• **Task description**: Exactly the lines from the line that has "Transcribe the text in this document." through the final line below are to be retyped, and the pictures are not.

• • • • • • •

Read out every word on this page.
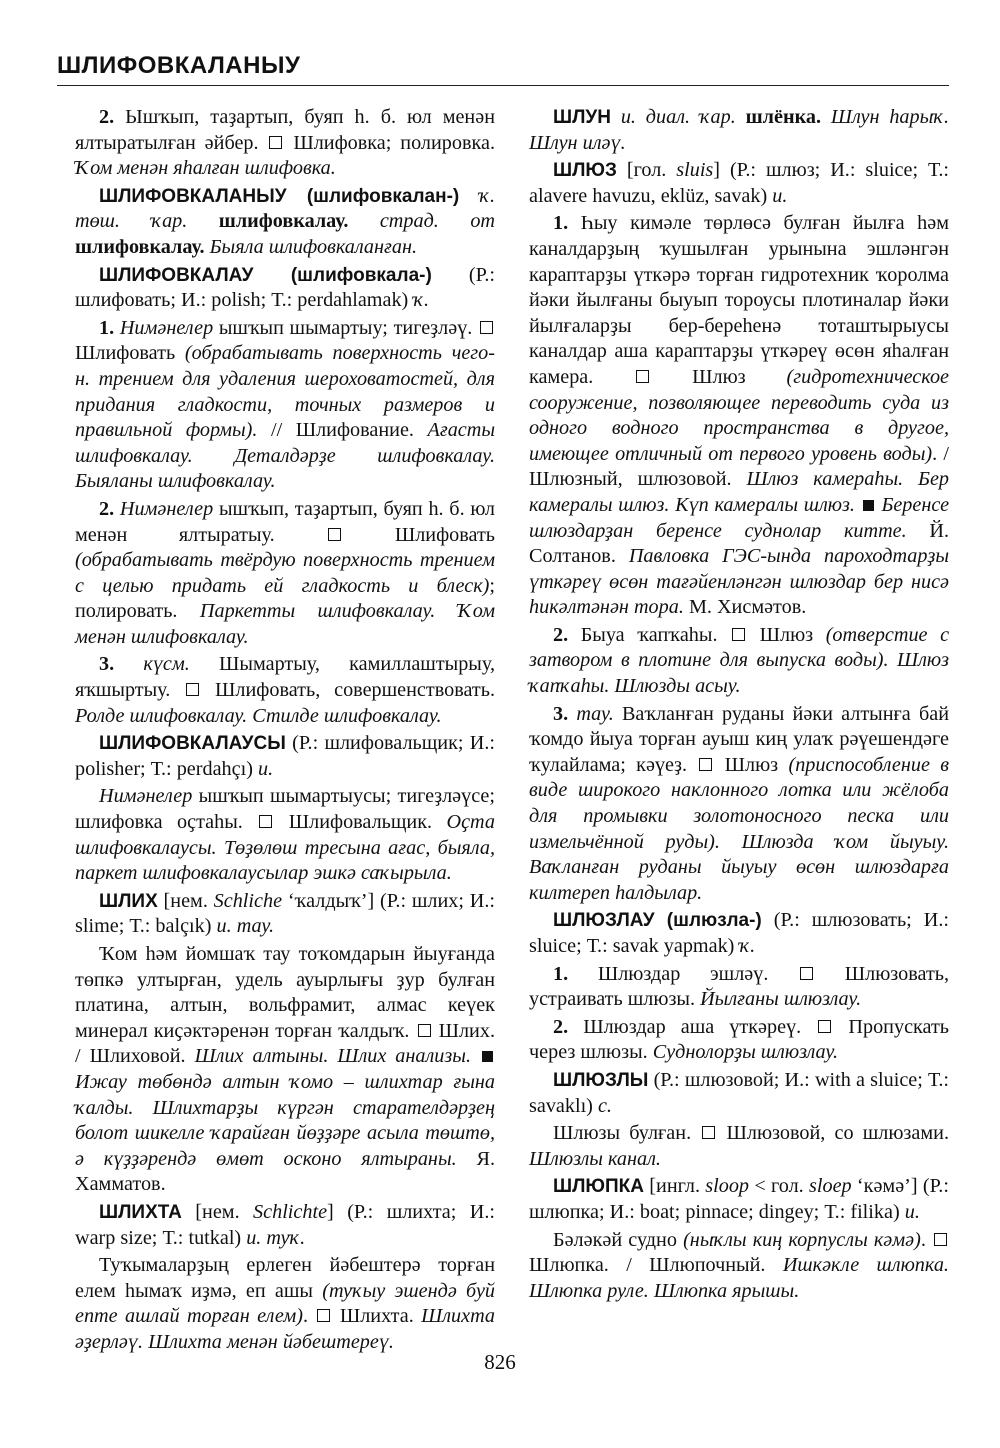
ШЛИФОВКАЛАНЫУ

2. Ышҡып, таҙартып, буяп һ. б. юл менән ялтыратылған әйбер.  Шлифовка; полировка. Ҡом менән яһалған шлифовка.

ШЛИФОВКАЛАНЫУ (шлифовкалан-) ҡ. төш. ҡар. шлифовкалау. страд. от шлифовкалау. Быяла шлифовкаланған.

ШЛИФОВКАЛАУ (шлифовкала-) (Р.: шлифовать; И.: polish; Т.: perdahlamak) ҡ.

1. Нимәнелер ышҡып шымартыу; тигеҙләү.  Шлифовать (обрабатывать поверхность чего-н. трением для удаления шероховатостей, для придания гладкости, точных размеров и правильной формы). // Шлифование. Ағасты шлифовкалау. Деталдәрҙе шлифовкалау. Быяланы шлифовкалау.

2. Нимәнелер ышҡып, таҙартып, буяп һ. б. юл менән ялтыратыу.  Шлифовать (обрабатывать твёрдую поверхность трением с целью придать ей гладкость и блеск); полировать. Паркетты шлифовкалау. Ҡом менән шлифовкалау.

3. күсм. Шымартыу, камиллаштырыу, яҡшыртыу.  Шлифовать, совершенствовать. Ролде шлифовкалау. Стилде шлифовкалау.

ШЛИФОВКАЛАУСЫ (Р.: шлифовальщик; И.: polisher; Т.: perdahçı) и.

Нимәнелер ышҡып шымартыусы; тигеҙләүсе; шлифовка оҫтаһы.  Шлифовальщик. Оҫта шлифовкалаусы. Төҙөлөш тресына ағас, быяла, паркет шлифовкалаусылар эшкә саҡырыла.

ШЛИХ [нем. Schliche ‘ҡалдыҡ’] (Р.: шлих; И.: slime; Т.: balçık) и. тау.

Ҡом һәм йомшаҡ тау тоҡомдарын йыуғанда төпкә ултырған, удель ауырлығы ҙур булған платина, алтын, вольфрамит, алмас кеүек минерал киҫәктәренән торған ҡалдыҡ.  Шлих. / Шлиховой. Шлих алтыны. Шлих анализы.  Ижау төбөндә алтын ҡомо – шлихтар ғына ҡалды. Шлихтарҙы күргән старателдәрҙең болот шикелле ҡарайған йөҙҙәре асыла төштө, ә күҙҙәрендә өмөт осконо ялтыраны. Я. Хамматов.

ШЛИХТА [нем. Schlichte] (Р.: шлихта; И.: warp size; Т.: tutkal) и. туҡ.

Туҡымаларҙың ерлеген йәбештерә торған елем һымаҡ иҙмә, еп ашы (туҡыу эшендә буй епте ашлай торған елем).  Шлихта. Шлихта әҙерләү. Шлихта менән йәбештереү.

ШЛУН и. диал. ҡар. шлёнка. Шлун һарыҡ. Шлун иләү.

ШЛЮЗ [гол. sluis] (Р.: шлюз; И.: sluice; Т.: alavere havuzu, eklüz, savak) и.

1. Һыу кимәле төрлөсә булған йылға һәм каналдарҙың ҡушылған урынына эшләнгән караптарҙы үткәрә торған гидротехник ҡоролма йәки йылғаны быуып тороусы плотиналар йәки йылғаларҙы бер-береһенә тоташтырыусы каналдар аша караптарҙы үткәреү өсөн яһалған камера.  Шлюз (гидротехническое сооружение, позволяющее переводить суда из одного водного пространства в другое, имеющее отличный от первого уровень воды). / Шлюзный, шлюзовой. Шлюз камераһы. Бер камералы шлюз. Күп камералы шлюз. Беренсе шлюздарҙан беренсе суднолар китте. Й. Солтанов. Павловка ГЭС-ында пароходтарҙы үткәреү өсөн тағәйенләнгән шлюздар бер нисә һикәлтәнән тора. М. Хисмәтов.

2. Быуа ҡапҡаһы.  Шлюз (отверстие с затвором в плотине для выпуска воды). Шлюз ҡапҡаһы. Шлюзды асыу.

3. тау. Ваҡланған руданы йәки алтынға бай ҡомдо йыуа торған ауыш киң улаҡ рәүешендәге ҡулайлама; кәүеҙ.  Шлюз (приспособление в виде широкого наклонного лотка или жёлоба для промывки золотоносного песка или измельчённой руды). Шлюзда ҡом йыуыу. Ваҡланған руданы йыуыу өсөн шлюздарға килтереп һалдылар.

ШЛЮЗЛАУ (шлюзла-) (Р.: шлюзовать; И.: sluice; Т.: savak yapmak) ҡ.

1. Шлюздар эшләү.  Шлюзовать, устраивать шлюзы. Йылғаны шлюзлау.

2. Шлюздар аша үткәреү.  Пропускать через шлюзы. Суднолорҙы шлюзлау.

ШЛЮЗЛЫ (Р.: шлюзовой; И.: with a sluice; Т.: savaklı) с.

Шлюзы булған.  Шлюзовой, со шлюзами. Шлюзлы канал.

ШЛЮПКА [ингл. sloop < гол. sloep ‘кәмә’] (Р.: шлюпка; И.: boat; pinnace; dingey; Т.: filika) и.

Бәләкәй судно (ныҡлы киң корпуслы кәмә).  Шлюпка. / Шлюпочный. Ишкәкле шлюпка. Шлюпка руле. Шлюпка ярышы.

826
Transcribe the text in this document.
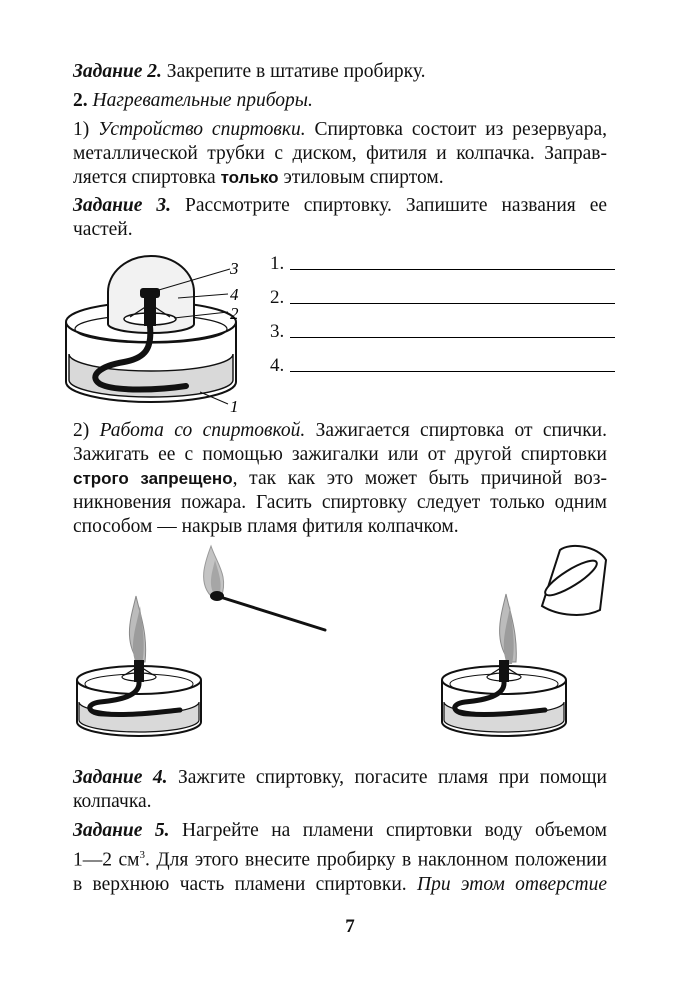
Задание 2. Закрепите в штативе пробирку.
2. Нагревательные приборы.
1) Устройство спиртовки. Спиртовка состоит из резервуара,
металлической трубки с диском, фитиля и колпачка. Заправ-
ляется спиртовка только этиловым спиртом.
Задание 3. Рассмотрите спиртовку. Запишите названия ее
частей.
3
4
2
1
1.
2.
3.
4.
2) Работа со спиртовкой. Зажигается спиртовка от спички.
Зажигать ее с помощью зажигалки или от другой спиртовки
строго запрещено, так как это может быть причиной воз-
никновения пожара. Гасить спиртовку следует только одним
способом — накрыв пламя фитиля колпачком.
Задание 4. Зажгите спиртовку, погасите пламя при помощи
колпачка.
Задание 5. Нагрейте на пламени спиртовки воду объемом
1—2 $см^3$. Для этого внесите пробирку в наклонном положении
в верхнюю часть пламени спиртовки. При этом отверстие
7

• • • • • • •

• **Completed task**:
Transcribe the text in this document.
Задание 2. Закрепите в штативе пробирку.
2. Нагревательные приборы.
1) Устройство спиртовки. Спиртовка состоит из резервуара,
металлической трубки с диском, фитиля и колпачка. Заправ-
ляется спиртовка только этиловым спиртом.
Задание 3. Рассмотрите спиртовку. Запишите названия ее
частей.
3
4
2
1
1.
2.
3.
4.
2) Работа со спиртовкой. Зажигается спиртовка от спички.
Зажигать ее с помощью зажигалки или от другой спиртовки
строго запрещено, так как это может быть причиной воз-
никновения пожара. Гасить спиртовку следует только одним
способом — накрыв пламя фитиля колпачком.
Задание 4. Зажгите спиртовку, погасите пламя при помощи
колпачка.
Задание 5. Нагрейте на пламени спиртовки воду объемом
1—2 $см^3$. Для этого внесите пробирку в наклонном положении
в верхнюю часть пламени спиртовки. При этом отверстие
7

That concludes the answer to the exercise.